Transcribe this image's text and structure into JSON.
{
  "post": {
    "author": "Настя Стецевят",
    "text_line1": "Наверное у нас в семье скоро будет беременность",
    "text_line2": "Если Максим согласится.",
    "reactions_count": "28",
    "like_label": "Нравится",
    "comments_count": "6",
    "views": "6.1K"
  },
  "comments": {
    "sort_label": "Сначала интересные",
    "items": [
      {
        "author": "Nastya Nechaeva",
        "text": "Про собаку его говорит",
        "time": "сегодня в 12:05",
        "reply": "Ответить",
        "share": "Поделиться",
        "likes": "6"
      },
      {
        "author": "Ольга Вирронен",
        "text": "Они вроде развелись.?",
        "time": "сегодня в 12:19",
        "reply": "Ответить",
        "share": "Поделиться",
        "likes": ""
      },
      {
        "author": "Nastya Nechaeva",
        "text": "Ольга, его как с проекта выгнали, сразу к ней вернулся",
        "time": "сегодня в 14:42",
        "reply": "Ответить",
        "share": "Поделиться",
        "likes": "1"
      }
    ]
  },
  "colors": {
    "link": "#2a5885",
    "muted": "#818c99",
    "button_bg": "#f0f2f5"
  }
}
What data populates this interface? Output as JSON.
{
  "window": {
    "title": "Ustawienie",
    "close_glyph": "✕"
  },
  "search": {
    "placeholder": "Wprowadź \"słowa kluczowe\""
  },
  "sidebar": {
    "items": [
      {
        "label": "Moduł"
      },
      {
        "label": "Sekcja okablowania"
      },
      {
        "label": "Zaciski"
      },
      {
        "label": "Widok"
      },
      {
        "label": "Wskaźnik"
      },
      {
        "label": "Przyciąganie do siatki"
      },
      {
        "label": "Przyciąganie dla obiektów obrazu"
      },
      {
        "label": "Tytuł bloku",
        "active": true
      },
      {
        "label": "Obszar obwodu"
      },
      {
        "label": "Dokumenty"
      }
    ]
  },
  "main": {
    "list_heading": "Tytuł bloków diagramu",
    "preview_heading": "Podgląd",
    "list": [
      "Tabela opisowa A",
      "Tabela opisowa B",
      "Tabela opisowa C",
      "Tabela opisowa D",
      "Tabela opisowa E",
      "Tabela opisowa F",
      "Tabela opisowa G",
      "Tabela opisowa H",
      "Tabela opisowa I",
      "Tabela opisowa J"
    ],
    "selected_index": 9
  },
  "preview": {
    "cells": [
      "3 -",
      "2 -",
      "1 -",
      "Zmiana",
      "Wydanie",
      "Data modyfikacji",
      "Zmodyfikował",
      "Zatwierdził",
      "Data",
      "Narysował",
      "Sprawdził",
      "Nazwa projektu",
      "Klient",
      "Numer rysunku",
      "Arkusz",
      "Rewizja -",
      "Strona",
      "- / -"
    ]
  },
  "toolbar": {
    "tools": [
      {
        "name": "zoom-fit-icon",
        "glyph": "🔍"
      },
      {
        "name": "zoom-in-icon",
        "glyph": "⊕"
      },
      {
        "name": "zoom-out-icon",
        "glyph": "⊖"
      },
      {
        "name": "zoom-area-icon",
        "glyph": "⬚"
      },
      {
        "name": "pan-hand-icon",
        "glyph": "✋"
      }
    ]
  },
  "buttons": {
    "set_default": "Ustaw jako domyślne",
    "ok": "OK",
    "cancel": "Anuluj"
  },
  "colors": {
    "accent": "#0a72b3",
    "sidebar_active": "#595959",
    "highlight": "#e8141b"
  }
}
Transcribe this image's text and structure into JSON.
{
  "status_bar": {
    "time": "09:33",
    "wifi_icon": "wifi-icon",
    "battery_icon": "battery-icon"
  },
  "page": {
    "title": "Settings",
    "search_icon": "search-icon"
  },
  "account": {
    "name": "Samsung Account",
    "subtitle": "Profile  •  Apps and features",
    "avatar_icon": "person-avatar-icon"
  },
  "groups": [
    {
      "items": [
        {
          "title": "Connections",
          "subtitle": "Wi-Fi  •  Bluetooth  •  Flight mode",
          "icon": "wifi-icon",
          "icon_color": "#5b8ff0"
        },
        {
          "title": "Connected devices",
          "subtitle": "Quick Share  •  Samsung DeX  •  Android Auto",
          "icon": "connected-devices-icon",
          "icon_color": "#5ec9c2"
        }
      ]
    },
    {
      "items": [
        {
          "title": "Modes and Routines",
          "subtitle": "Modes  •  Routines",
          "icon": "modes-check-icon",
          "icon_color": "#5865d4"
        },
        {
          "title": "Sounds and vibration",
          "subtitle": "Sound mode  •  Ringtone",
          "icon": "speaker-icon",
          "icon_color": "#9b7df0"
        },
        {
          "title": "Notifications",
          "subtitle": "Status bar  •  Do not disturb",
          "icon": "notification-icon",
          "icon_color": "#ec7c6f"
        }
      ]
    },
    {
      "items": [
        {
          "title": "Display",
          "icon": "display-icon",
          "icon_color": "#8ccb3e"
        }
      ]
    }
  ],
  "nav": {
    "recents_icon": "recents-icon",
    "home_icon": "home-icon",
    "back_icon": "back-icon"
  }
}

**Aim of the task:**
Find every line containing the word "author", then give the total and nothing more.

**Finished answer:**
4